We also are not permitted to overlook the fact that, for some
reason, the people of Illinois, when they revised their
Constitution in 1870, saw fit to make it the duty of the general
assembly to pass laws "for the protection of producers, shippers,
and receivers of grain and produce," art. 13, sect. 7; and by sect.
5 of the same article, to require all railroad companies receiving
and transporting grain in bulk or otherwise to deliver the same at
any elevator to which it might be consigned, that could be reached
by any track that was or could be used by such company, and that
all railroad companies should permit connections to be made with
their tracks, so that any public warehouse, &c., might be
reached by the cars on their railroads. This indicates very clearly
that, during the twenty years in which this peculiar business had
been assuming its present "immense proportions," something had
occurred which led the whole body of the people to suppose that
remedies such as are usually employed to prevent abuses by virtual
monopolies might not be inappropriate here. For our purposes, we
must assume that, if a state of facts could exist that would
justify such legislation, it actually did exist when the statute
now under consideration was passed. For us, the question is one of
power, not of expediency. If no state of circumstances could exist
to justify such a statute, then we may declare this one void
because is excess of the legislative power of the State. But if it
could, we must presume it did. Of the propriety of legislative
Page 94 U. S. 133
interference within the scope of legislative power the
legislature is the exclusive judge.

#### MATERIAL PROVIDED:
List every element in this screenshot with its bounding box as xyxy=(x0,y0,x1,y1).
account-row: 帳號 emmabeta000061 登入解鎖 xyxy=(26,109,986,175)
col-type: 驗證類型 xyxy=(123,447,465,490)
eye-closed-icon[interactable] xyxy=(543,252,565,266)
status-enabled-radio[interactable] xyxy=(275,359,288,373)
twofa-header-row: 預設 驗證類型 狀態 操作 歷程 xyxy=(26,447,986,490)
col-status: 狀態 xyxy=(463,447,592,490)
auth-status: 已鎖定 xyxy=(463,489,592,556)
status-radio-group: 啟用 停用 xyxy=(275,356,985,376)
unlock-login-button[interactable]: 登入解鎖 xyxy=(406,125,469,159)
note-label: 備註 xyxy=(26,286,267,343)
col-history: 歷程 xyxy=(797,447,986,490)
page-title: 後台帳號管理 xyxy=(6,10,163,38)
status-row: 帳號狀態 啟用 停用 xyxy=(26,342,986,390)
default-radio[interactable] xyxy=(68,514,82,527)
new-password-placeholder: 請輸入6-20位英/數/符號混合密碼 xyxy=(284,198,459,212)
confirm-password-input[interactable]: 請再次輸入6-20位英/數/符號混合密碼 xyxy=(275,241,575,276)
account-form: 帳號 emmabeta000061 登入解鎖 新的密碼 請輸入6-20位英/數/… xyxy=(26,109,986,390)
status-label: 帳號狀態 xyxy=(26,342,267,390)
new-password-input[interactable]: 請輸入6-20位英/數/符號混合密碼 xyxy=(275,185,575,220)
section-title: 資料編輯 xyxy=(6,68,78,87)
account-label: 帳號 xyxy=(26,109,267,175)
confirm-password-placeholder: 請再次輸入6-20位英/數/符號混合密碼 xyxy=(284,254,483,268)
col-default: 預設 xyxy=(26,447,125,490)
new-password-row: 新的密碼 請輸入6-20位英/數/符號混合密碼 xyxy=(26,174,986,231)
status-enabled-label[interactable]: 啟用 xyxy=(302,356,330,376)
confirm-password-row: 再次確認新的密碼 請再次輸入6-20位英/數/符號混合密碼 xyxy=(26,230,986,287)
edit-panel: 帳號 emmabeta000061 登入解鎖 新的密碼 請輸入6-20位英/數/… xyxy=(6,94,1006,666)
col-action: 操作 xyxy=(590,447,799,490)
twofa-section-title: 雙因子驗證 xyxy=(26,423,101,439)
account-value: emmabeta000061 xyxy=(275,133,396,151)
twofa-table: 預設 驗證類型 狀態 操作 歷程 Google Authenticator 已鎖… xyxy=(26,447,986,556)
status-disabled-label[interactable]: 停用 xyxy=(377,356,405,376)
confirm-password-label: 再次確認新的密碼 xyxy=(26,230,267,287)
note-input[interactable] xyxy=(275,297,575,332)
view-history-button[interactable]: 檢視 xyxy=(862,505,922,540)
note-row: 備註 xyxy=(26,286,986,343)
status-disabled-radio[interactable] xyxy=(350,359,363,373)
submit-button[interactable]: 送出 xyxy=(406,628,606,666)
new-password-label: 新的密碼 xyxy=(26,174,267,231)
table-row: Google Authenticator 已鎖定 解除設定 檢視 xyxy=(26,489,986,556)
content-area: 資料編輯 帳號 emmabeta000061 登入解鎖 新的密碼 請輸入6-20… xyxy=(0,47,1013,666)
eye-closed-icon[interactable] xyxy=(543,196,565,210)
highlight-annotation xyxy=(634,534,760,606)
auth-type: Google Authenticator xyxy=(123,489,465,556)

==

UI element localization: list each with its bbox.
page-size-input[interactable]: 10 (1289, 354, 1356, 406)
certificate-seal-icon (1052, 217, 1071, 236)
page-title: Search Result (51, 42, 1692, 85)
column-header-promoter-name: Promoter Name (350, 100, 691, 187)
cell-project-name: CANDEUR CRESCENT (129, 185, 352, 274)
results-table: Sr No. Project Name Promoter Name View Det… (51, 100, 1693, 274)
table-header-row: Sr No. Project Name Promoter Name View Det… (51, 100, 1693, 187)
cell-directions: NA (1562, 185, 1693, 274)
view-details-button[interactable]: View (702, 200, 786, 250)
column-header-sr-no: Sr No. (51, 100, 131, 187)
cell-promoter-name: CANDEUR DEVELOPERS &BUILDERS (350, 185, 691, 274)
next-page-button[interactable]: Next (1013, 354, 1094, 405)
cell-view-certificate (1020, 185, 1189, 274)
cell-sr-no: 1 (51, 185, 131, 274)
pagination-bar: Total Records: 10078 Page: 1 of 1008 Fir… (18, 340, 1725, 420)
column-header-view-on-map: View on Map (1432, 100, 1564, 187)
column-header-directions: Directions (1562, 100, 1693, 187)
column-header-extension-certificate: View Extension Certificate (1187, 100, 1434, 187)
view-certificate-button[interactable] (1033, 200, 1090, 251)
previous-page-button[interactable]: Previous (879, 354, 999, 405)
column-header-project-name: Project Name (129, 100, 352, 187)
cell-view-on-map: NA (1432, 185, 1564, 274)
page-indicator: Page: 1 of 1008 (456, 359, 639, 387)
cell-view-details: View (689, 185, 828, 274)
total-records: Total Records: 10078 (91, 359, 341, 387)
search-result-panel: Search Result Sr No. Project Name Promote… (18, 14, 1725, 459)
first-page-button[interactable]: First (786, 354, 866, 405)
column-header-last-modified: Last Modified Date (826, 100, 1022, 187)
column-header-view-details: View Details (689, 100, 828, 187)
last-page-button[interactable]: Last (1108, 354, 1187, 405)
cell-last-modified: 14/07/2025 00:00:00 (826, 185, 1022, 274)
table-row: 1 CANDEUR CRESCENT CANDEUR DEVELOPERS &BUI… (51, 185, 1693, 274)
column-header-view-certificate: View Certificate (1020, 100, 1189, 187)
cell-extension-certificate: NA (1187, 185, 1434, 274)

#### WHAT IS REQUIRED:
Write the next several sentences of the passage on Illinois grain legislation, starting right after its final sentence. The data above are separate material and have no connection to the passage on Illinois grain legislation.

#### RESPONSE TO THIS EXERCISE:
Neither is it a matter of any moment that no precedent can be
found for a statute precisely like this. It is conceded that the
business is one of recent origin, that its growth has been rapid,
and that it is already of great importance. And it must also be
conceded that it is a business in which the whole public has a
direct and positive interest. It presents, therefore, a case for
the application of a long-known and well established principle in
social science, and this statute simply extends the law so as to
meet this new development of commercial progress. There is no
attempt to compel these owners to grant the public an interest in
their property, but to declare their obligations, if they use it in
this particular manner.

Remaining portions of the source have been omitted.